Set down every record once more, exactly as given.

[Figure data in JSON]
- - -

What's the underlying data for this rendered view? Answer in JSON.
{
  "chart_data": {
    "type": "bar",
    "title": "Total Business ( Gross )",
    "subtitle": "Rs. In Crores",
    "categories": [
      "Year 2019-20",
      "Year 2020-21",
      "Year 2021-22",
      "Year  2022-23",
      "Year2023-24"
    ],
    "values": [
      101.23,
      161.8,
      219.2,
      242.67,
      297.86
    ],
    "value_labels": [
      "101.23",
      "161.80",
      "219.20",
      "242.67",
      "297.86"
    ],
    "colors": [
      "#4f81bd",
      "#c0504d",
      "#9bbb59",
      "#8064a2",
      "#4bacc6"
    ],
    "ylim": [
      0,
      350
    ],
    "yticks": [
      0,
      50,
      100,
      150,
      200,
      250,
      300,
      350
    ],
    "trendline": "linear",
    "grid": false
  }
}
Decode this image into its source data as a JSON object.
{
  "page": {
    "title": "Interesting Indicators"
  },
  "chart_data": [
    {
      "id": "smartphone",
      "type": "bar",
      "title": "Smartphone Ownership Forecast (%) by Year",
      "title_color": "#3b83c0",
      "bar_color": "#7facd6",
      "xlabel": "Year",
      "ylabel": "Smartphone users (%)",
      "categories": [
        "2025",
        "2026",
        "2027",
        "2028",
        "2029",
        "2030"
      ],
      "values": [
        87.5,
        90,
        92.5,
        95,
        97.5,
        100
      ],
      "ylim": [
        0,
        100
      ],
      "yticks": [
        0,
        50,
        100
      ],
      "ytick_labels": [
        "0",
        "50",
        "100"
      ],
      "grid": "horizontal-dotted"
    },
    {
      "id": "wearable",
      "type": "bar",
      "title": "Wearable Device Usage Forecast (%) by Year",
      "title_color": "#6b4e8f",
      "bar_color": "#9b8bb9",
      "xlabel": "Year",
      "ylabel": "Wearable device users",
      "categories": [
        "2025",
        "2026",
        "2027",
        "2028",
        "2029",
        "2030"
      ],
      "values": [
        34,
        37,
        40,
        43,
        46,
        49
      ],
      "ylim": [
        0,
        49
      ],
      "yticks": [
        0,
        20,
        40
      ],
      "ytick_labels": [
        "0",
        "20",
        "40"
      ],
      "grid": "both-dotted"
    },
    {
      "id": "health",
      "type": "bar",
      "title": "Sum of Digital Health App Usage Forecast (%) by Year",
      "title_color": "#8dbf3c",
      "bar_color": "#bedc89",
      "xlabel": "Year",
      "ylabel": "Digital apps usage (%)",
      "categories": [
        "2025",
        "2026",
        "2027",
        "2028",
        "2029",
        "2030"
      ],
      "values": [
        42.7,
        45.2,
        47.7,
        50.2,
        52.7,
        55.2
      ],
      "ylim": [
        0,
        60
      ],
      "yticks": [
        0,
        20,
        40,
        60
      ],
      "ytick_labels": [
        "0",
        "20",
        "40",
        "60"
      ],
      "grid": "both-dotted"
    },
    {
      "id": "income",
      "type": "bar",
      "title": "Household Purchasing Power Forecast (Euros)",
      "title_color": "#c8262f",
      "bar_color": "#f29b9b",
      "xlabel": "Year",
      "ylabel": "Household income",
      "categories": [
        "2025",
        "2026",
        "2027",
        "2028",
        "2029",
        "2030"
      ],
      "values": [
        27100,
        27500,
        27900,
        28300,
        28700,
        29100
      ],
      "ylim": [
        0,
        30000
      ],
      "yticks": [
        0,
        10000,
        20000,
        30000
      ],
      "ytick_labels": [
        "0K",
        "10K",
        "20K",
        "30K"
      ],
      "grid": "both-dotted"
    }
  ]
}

- - -

> _Response_:
What's the underlying data for this rendered view? Answer in JSON.
{
  "chart_data": {
    "type": "bar",
    "title": "Total Business ( Gross )",
    "subtitle": "Rs. In Crores",
    "categories": [
      "Year 2019-20",
      "Year 2020-21",
      "Year 2021-22",
      "Year  2022-23",
      "Year2023-24"
    ],
    "values": [
      101.23,
      161.8,
      219.2,
      242.67,
      297.86
    ],
    "value_labels": [
      "101.23",
      "161.80",
      "219.20",
      "242.67",
      "297.86"
    ],
    "colors": [
      "#4f81bd",
      "#c0504d",
      "#9bbb59",
      "#8064a2",
      "#4bacc6"
    ],
    "ylim": [
      0,
      350
    ],
    "yticks": [
      0,
      50,
      100,
      150,
      200,
      250,
      300,
      350
    ],
    "trendline": "linear",
    "grid": false
  }
}
Decode this image into its source data as a JSON object.
{
  "page": {
    "title": "Interesting Indicators"
  },
  "chart_data": [
    {
      "id": "smartphone",
      "type": "bar",
      "title": "Smartphone Ownership Forecast (%) by Year",
      "title_color": "#3b83c0",
      "bar_color": "#7facd6",
      "xlabel": "Year",
      "ylabel": "Smartphone users (%)",
      "categories": [
        "2025",
        "2026",
        "2027",
        "2028",
        "2029",
        "2030"
      ],
      "values": [
        87.5,
        90,
        92.5,
        95,
        97.5,
        100
      ],
      "ylim": [
        0,
        100
      ],
      "yticks": [
        0,
        50,
        100
      ],
      "ytick_labels": [
        "0",
        "50",
        "100"
      ],
      "grid": "horizontal-dotted"
    },
    {
      "id": "wearable",
      "type": "bar",
      "title": "Wearable Device Usage Forecast (%) by Year",
      "title_color": "#6b4e8f",
      "bar_color": "#9b8bb9",
      "xlabel": "Year",
      "ylabel": "Wearable device users",
      "categories": [
        "2025",
        "2026",
        "2027",
        "2028",
        "2029",
        "2030"
      ],
      "values": [
        34,
        37,
        40,
        43,
        46,
        49
      ],
      "ylim": [
        0,
        49
      ],
      "yticks": [
        0,
        20,
        40
      ],
      "ytick_labels": [
        "0",
        "20",
        "40"
      ],
      "grid": "both-dotted"
    },
    {
      "id": "health",
      "type": "bar",
      "title": "Sum of Digital Health App Usage Forecast (%) by Year",
      "title_color": "#8dbf3c",
      "bar_color": "#bedc89",
      "xlabel": "Year",
      "ylabel": "Digital apps usage (%)",
      "categories": [
        "2025",
        "2026",
        "2027",
        "2028",
        "2029",
        "2030"
      ],
      "values": [
        42.7,
        45.2,
        47.7,
        50.2,
        52.7,
        55.2
      ],
      "ylim": [
        0,
        60
      ],
      "yticks": [
        0,
        20,
        40,
        60
      ],
      "ytick_labels": [
        "0",
        "20",
        "40",
        "60"
      ],
      "grid": "both-dotted"
    },
    {
      "id": "income",
      "type": "bar",
      "title": "Household Purchasing Power Forecast (Euros)",
      "title_color": "#c8262f",
      "bar_color": "#f29b9b",
      "xlabel": "Year",
      "ylabel": "Household income",
      "categories": [
        "2025",
        "2026",
        "2027",
        "2028",
        "2029",
        "2030"
      ],
      "values": [
        27100,
        27500,
        27900,
        28300,
        28700,
        29100
      ],
      "ylim": [
        0,
        30000
      ],
      "yticks": [
        0,
        10000,
        20000,
        30000
      ],
      "ytick_labels": [
        "0K",
        "10K",
        "20K",
        "30K"
      ],
      "grid": "both-dotted"
    }
  ]
}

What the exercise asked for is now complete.